Goal of the exercise: Pull out every line below containing the word "established".

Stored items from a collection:
----

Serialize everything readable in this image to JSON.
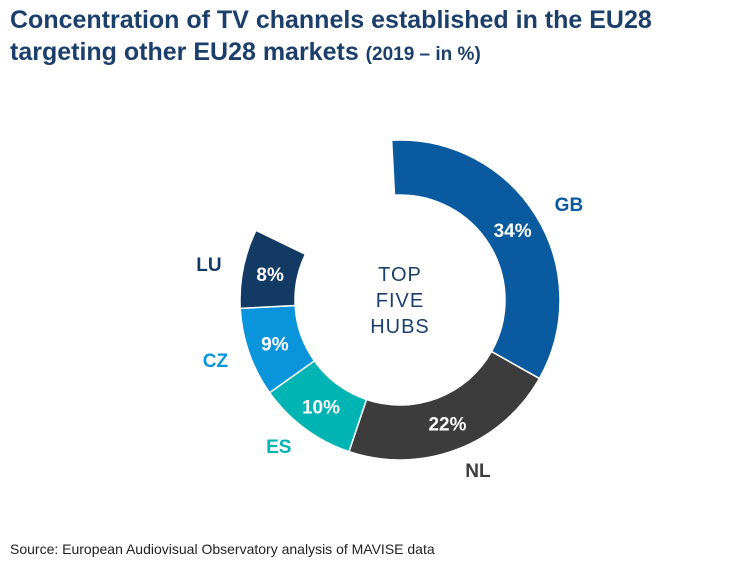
{
  "title": {
    "main": "Concentration of TV channels established in the EU28 targeting other EU28 markets",
    "sub": "(2019 – in %)"
  },
  "center_label": [
    "TOP",
    "FIVE",
    "HUBS"
  ],
  "source": "Source: European Audiovisual Observatory analysis of MAVISE data",
  "chart_data": {
    "type": "pie",
    "variant": "donut",
    "title": "Concentration of TV channels established in the EU28 targeting other EU28 markets (2019 – in %)",
    "categories": [
      "GB",
      "NL",
      "ES",
      "CZ",
      "LU"
    ],
    "values": [
      34,
      22,
      10,
      9,
      8
    ],
    "data_labels": [
      "34%",
      "22%",
      "10%",
      "9%",
      "8%"
    ],
    "colors": [
      "#0a5aa0",
      "#3c3c3c",
      "#00b4b4",
      "#0a94dc",
      "#123a64"
    ],
    "label_colors": [
      "#0a5aa0",
      "#3c3c3c",
      "#00b4b4",
      "#0a94dc",
      "#123a64"
    ],
    "unit": "%"
  }
}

----

Correct result:
    "main": "Concentration of TV channels established in the EU28 targeting other EU28 markets",
    "title": "Concentration of TV channels established in the EU28 targeting other EU28 markets (2019 – in %)",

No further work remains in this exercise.